# Start of Record set

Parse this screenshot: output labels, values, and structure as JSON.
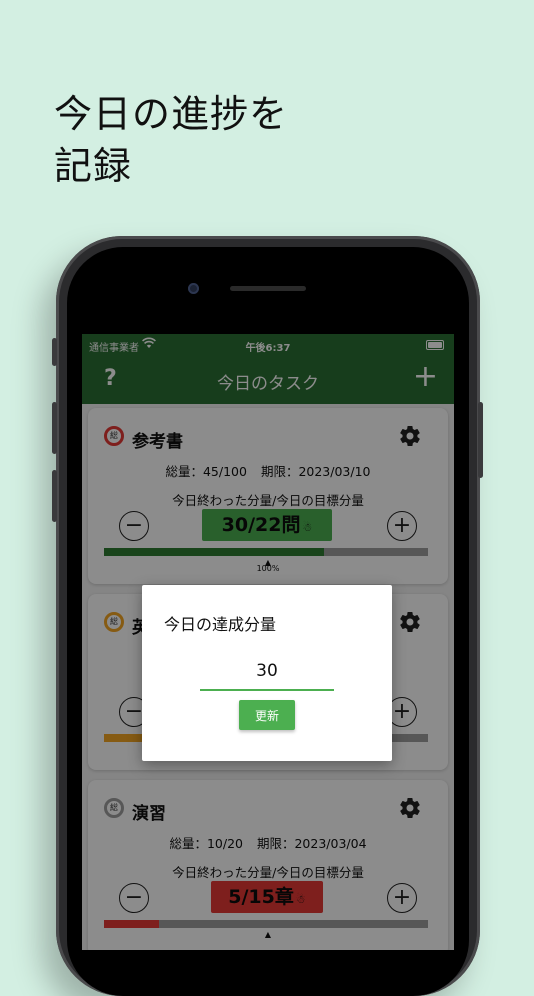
{
  "headline": {
    "line1": "今日の進捗を",
    "line2": "記録"
  },
  "status_bar": {
    "carrier": "通信事業者",
    "time": "午後6:37"
  },
  "nav": {
    "help": "?",
    "title": "今日のタスク",
    "add": "+"
  },
  "cards": [
    {
      "ring_label": "総",
      "ring_color": "#e53935",
      "name": "参考書",
      "total": "総量：45/100",
      "deadline": "期限：2023/03/10",
      "subtitle": "今日終わった分量/今日の目標分量",
      "minus": "−",
      "plus": "+",
      "progress_value": "30/22問",
      "progress_icon": "☃",
      "badge_color": "#4caf50",
      "bar_color": "#2e7d32",
      "bar_fraction": 0.68,
      "percent": "100%"
    },
    {
      "ring_label": "総",
      "ring_color": "#f5a623",
      "name": "英",
      "minus": "−",
      "plus": "+",
      "bar_color": "#f5a623",
      "bar_fraction": 0.18
    },
    {
      "ring_label": "総",
      "ring_color": "#9e9e9e",
      "name": "演習",
      "total": "総量：10/20",
      "deadline": "期限：2023/03/04",
      "subtitle": "今日終わった分量/今日の目標分量",
      "minus": "−",
      "plus": "+",
      "progress_value": "5/15章",
      "progress_icon": "☃",
      "badge_color": "#e53935",
      "bar_color": "#e53935",
      "bar_fraction": 0.17
    }
  ],
  "dialog": {
    "title": "今日の達成分量",
    "input_value": "30",
    "update_label": "更新"
  }
}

# End of Record set

__Exercise brief__
Transcribe the material exactly, keeping every word and none of the pictures.

__Complete output__
Parse this screenshot: output labels, values, and structure as JSON.
{
  "headline": {
    "line1": "今日の進捗を",
    "line2": "記録"
  },
  "status_bar": {
    "carrier": "通信事業者",
    "time": "午後6:37"
  },
  "nav": {
    "help": "?",
    "title": "今日のタスク",
    "add": "+"
  },
  "cards": [
    {
      "ring_label": "総",
      "ring_color": "#e53935",
      "name": "参考書",
      "total": "総量：45/100",
      "deadline": "期限：2023/03/10",
      "subtitle": "今日終わった分量/今日の目標分量",
      "minus": "−",
      "plus": "+",
      "progress_value": "30/22問",
      "progress_icon": "☃",
      "badge_color": "#4caf50",
      "bar_color": "#2e7d32",
      "bar_fraction": 0.68,
      "percent": "100%"
    },
    {
      "ring_label": "総",
      "ring_color": "#f5a623",
      "name": "英",
      "minus": "−",
      "plus": "+",
      "bar_color": "#f5a623",
      "bar_fraction": 0.18
    },
    {
      "ring_label": "総",
      "ring_color": "#9e9e9e",
      "name": "演習",
      "total": "総量：10/20",
      "deadline": "期限：2023/03/04",
      "subtitle": "今日終わった分量/今日の目標分量",
      "minus": "−",
      "plus": "+",
      "progress_value": "5/15章",
      "progress_icon": "☃",
      "badge_color": "#e53935",
      "bar_color": "#e53935",
      "bar_fraction": 0.17
    }
  ],
  "dialog": {
    "title": "今日の達成分量",
    "input_value": "30",
    "update_label": "更新"
  }
}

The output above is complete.